Task statement
Scan the data below for the string "note". Copy every line where it appears.

[start Data for this task]

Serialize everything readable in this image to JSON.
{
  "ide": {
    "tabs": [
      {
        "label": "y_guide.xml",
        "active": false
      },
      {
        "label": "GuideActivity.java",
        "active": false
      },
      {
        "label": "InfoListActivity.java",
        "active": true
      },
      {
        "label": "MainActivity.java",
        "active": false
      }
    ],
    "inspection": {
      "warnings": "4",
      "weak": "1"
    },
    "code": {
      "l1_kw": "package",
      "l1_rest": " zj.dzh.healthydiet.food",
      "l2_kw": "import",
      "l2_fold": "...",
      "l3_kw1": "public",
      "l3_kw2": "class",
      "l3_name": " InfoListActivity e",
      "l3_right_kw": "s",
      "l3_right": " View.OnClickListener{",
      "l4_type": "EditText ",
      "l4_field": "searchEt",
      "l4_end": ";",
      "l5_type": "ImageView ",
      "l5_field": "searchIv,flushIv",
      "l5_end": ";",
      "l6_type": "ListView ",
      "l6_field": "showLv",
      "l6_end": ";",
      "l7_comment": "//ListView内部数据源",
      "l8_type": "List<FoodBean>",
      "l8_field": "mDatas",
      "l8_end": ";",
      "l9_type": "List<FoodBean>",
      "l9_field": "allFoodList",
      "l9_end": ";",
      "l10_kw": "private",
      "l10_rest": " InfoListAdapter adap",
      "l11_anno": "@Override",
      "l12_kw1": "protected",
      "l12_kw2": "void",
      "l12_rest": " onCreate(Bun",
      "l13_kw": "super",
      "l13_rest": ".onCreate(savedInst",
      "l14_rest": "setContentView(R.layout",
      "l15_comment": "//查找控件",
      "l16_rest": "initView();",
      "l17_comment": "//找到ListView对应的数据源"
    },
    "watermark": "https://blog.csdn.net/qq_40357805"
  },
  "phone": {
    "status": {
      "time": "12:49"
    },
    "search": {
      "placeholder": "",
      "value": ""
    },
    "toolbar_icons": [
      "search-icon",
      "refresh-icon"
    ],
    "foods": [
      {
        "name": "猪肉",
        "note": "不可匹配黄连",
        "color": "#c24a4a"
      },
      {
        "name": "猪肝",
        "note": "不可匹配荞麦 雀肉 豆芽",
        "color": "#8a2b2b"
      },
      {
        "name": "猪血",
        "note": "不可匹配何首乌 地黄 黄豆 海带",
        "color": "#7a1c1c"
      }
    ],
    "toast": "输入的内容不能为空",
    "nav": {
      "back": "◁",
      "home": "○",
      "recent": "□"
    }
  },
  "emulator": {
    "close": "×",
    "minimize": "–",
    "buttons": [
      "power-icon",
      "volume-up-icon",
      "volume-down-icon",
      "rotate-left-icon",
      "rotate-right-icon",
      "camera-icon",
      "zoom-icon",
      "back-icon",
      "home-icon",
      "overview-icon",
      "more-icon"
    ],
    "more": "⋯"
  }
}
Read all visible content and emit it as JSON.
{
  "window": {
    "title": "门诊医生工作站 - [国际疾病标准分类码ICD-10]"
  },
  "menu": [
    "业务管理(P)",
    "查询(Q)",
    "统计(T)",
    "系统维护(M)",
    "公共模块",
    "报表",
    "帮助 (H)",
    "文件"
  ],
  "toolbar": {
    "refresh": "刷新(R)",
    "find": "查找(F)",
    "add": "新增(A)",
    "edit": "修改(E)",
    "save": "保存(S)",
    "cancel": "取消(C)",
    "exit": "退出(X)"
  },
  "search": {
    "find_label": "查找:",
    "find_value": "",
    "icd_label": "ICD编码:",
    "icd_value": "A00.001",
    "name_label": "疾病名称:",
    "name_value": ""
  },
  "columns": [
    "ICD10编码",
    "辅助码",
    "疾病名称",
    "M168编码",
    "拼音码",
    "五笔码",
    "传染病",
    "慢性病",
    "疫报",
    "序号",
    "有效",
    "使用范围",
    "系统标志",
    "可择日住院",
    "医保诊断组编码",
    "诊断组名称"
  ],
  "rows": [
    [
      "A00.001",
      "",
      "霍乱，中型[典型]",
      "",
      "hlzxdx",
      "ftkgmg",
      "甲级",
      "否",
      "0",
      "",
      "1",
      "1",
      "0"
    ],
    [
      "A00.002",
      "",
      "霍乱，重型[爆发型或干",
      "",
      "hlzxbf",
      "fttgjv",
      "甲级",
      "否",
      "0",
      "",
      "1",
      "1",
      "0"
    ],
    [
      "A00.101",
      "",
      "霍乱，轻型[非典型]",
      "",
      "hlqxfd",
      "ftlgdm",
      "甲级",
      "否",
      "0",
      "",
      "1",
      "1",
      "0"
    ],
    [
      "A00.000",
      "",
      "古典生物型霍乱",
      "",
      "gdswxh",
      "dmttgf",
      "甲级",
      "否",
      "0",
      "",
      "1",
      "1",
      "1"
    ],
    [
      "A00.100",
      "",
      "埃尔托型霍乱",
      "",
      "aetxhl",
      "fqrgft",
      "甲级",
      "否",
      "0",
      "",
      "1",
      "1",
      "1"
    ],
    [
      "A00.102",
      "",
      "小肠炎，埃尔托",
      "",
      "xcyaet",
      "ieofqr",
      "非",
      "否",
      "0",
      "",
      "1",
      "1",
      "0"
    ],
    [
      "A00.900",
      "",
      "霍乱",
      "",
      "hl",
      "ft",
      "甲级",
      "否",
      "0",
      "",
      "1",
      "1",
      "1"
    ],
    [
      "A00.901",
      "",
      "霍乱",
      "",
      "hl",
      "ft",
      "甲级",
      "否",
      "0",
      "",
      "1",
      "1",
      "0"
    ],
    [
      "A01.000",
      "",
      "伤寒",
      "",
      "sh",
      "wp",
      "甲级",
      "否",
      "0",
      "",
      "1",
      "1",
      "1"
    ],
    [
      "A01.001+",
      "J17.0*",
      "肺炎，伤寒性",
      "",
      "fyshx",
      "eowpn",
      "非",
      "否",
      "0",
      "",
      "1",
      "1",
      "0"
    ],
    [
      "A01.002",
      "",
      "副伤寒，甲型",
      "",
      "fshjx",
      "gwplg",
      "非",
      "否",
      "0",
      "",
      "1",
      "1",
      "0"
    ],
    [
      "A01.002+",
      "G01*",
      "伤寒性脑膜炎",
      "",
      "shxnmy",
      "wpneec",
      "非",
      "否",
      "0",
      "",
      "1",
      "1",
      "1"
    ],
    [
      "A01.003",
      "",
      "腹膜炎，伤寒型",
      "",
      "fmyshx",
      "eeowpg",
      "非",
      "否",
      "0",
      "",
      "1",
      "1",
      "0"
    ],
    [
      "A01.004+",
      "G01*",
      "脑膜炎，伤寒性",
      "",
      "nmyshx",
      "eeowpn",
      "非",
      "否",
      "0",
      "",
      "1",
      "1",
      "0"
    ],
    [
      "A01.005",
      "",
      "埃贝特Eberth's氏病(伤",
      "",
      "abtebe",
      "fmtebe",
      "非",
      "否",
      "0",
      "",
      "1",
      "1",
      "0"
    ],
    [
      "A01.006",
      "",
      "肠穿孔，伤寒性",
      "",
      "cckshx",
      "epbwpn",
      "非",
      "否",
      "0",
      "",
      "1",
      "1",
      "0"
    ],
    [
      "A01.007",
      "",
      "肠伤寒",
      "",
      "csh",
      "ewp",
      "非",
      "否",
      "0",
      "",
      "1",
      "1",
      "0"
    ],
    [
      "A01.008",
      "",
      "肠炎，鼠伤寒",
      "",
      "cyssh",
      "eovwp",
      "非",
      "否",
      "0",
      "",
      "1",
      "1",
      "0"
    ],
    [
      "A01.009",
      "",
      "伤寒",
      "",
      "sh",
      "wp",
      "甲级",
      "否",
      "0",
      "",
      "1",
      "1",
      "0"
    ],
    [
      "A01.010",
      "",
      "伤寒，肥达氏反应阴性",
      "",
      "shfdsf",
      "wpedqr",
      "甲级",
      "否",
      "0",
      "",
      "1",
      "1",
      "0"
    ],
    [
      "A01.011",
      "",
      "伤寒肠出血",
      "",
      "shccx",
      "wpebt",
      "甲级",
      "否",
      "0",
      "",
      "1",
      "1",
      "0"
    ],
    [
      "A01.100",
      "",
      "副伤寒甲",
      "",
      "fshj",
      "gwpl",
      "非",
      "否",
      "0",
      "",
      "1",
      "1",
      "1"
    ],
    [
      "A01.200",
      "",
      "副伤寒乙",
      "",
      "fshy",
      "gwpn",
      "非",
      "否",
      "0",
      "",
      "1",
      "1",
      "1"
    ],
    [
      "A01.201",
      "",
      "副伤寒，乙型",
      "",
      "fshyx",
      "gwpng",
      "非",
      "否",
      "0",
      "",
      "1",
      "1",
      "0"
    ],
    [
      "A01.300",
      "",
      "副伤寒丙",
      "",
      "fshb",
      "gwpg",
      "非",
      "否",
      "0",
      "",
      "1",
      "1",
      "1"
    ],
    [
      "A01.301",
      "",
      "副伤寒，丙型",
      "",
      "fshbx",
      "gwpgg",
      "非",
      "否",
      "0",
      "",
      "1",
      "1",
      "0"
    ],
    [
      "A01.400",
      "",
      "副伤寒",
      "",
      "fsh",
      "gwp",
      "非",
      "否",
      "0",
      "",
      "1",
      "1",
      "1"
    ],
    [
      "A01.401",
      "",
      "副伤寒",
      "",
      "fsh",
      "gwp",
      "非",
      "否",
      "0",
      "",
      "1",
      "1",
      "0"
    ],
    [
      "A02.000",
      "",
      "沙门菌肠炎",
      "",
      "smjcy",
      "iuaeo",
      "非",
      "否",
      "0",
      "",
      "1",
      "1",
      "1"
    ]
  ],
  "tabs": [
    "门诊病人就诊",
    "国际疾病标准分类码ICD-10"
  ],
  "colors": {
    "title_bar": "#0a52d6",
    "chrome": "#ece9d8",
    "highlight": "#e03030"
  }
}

[end Data for this task]

Task result
        "note": "不可匹配黄连",
        "note": "不可匹配荞麦 雀肉 豆芽",
        "note": "不可匹配何首乌 地黄 黄豆 海带",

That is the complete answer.